• Exercise aim
Copy each line below exactly and leave the pictures out.

Begin Record list

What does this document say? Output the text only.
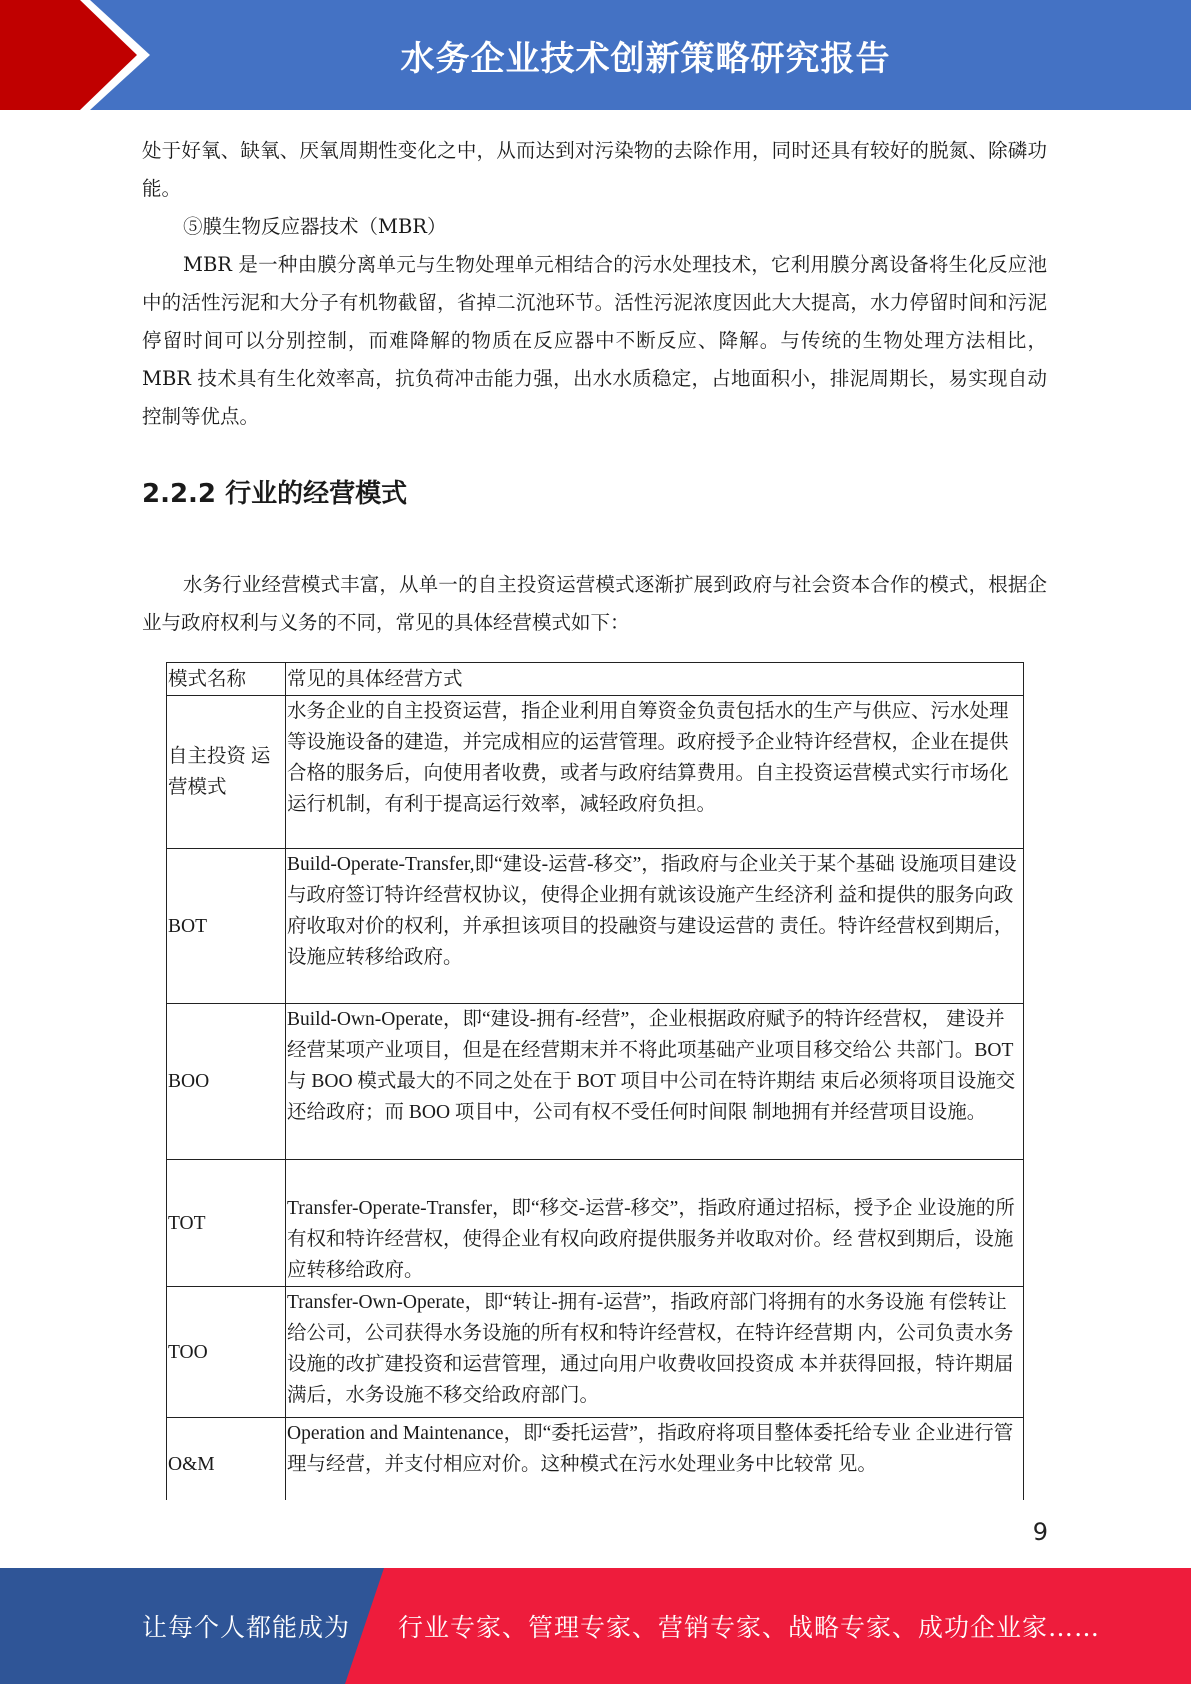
水务企业技术创新策略研究报告

处于好氧、缺氧、厌氧周期性变化之中，从而达到对污染物的去除作用，同时还具有较好的脱氮、除磷功能。

⑤膜生物反应器技术（MBR）

MBR 是一种由膜分离单元与生物处理单元相结合的污水处理技术，它利用膜分离设备将生化反应池中的活性污泥和大分子有机物截留，省掉二沉池环节。活性污泥浓度因此大大提高，水力停留时间和污泥停留时间可以分别控制，而难降解的物质在反应器中不断反应、降解。与传统的生物处理方法相比，MBR 技术具有生化效率高，抗负荷冲击能力强，出水水质稳定，占地面积小，排泥周期长，易实现自动控制等优点。

2.2.2 行业的经营模式

水务行业经营模式丰富，从单一的自主投资运营模式逐渐扩展到政府与社会资本合作的模式，根据企业与政府权利与义务的不同，常见的具体经营模式如下：

模式名称	常见的具体经营方式
自主投资 运营模式	水务企业的自主投资运营，指企业利用自筹资金负责包括水的生产与供应、污水处理等设施设备的建造，并完成相应的运营管理。政府授予企业特许经营权，企业在提供合格的服务后，向使用者收费，或者与政府结算费用。自主投资运营模式实行市场化运行机制，有利于提高运行效率，减轻政府负担。
BOT	Build-Operate-Transfer,即“建设-运营-移交”，指政府与企业关于某个基础 设施项目建设与政府签订特许经营权协议，使得企业拥有就该设施产生经济利 益和提供的服务向政府收取对价的权利，并承担该项目的投融资与建设运营的 责任。特许经营权到期后，设施应转移给政府。
BOO	Build-Own-Operate，即“建设-拥有-经营”，企业根据政府赋予的特许经营权， 建设并经营某项产业项目，但是在经营期末并不将此项基础产业项目移交给公 共部门。BOT 与 BOO 模式最大的不同之处在于 BOT 项目中公司在特许期结 束后必须将项目设施交还给政府；而 BOO 项目中，公司有权不受任何时间限 制地拥有并经营项目设施。
TOT	Transfer-Operate-Transfer，即“移交-运营-移交”，指政府通过招标，授予企 业设施的所有权和特许经营权，使得企业有权向政府提供服务并收取对价。经 营权到期后，设施应转移给政府。
TOO	Transfer-Own-Operate，即“转让-拥有-运营”，指政府部门将拥有的水务设施 有偿转让给公司，公司获得水务设施的所有权和特许经营权，在特许经营期 内，公司负责水务设施的改扩建投资和运营管理，通过向用户收费收回投资成 本并获得回报，特许期届满后，水务设施不移交给政府部门。
O&M	Operation and Maintenance，即“委托运营”，指政府将项目整体委托给专业 企业进行管理与经营，并支付相应对价。这种模式在污水处理业务中比较常 见。
9
让每个人都能成为 行业专家、管理专家、营销专家、战略专家、成功企业家……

End Record list

• Answer
What does this document say? Output the text only.
水务企业技术创新策略研究报告

处于好氧、缺氧、厌氧周期性变化之中，从而达到对污染物的去除作用，同时还具有较好的脱氮、除磷功能。

⑤膜生物反应器技术（MBR）

MBR 是一种由膜分离单元与生物处理单元相结合的污水处理技术，它利用膜分离设备将生化反应池中的活性污泥和大分子有机物截留，省掉二沉池环节。活性污泥浓度因此大大提高，水力停留时间和污泥停留时间可以分别控制，而难降解的物质在反应器中不断反应、降解。与传统的生物处理方法相比，MBR 技术具有生化效率高，抗负荷冲击能力强，出水水质稳定，占地面积小，排泥周期长，易实现自动控制等优点。

2.2.2 行业的经营模式

水务行业经营模式丰富，从单一的自主投资运营模式逐渐扩展到政府与社会资本合作的模式，根据企业与政府权利与义务的不同，常见的具体经营模式如下：

模式名称	常见的具体经营方式
自主投资 运营模式	水务企业的自主投资运营，指企业利用自筹资金负责包括水的生产与供应、污水处理等设施设备的建造，并完成相应的运营管理。政府授予企业特许经营权，企业在提供合格的服务后，向使用者收费，或者与政府结算费用。自主投资运营模式实行市场化运行机制，有利于提高运行效率，减轻政府负担。
BOT	Build-Operate-Transfer,即“建设-运营-移交”，指政府与企业关于某个基础 设施项目建设与政府签订特许经营权协议，使得企业拥有就该设施产生经济利 益和提供的服务向政府收取对价的权利，并承担该项目的投融资与建设运营的 责任。特许经营权到期后，设施应转移给政府。
BOO	Build-Own-Operate，即“建设-拥有-经营”，企业根据政府赋予的特许经营权， 建设并经营某项产业项目，但是在经营期末并不将此项基础产业项目移交给公 共部门。BOT 与 BOO 模式最大的不同之处在于 BOT 项目中公司在特许期结 束后必须将项目设施交还给政府；而 BOO 项目中，公司有权不受任何时间限 制地拥有并经营项目设施。
TOT	Transfer-Operate-Transfer，即“移交-运营-移交”，指政府通过招标，授予企 业设施的所有权和特许经营权，使得企业有权向政府提供服务并收取对价。经 营权到期后，设施应转移给政府。
TOO	Transfer-Own-Operate，即“转让-拥有-运营”，指政府部门将拥有的水务设施 有偿转让给公司，公司获得水务设施的所有权和特许经营权，在特许经营期 内，公司负责水务设施的改扩建投资和运营管理，通过向用户收费收回投资成 本并获得回报，特许期届满后，水务设施不移交给政府部门。
O&M	Operation and Maintenance，即“委托运营”，指政府将项目整体委托给专业 企业进行管理与经营，并支付相应对价。这种模式在污水处理业务中比较常 见。
9
让每个人都能成为 行业专家、管理专家、营销专家、战略专家、成功企业家……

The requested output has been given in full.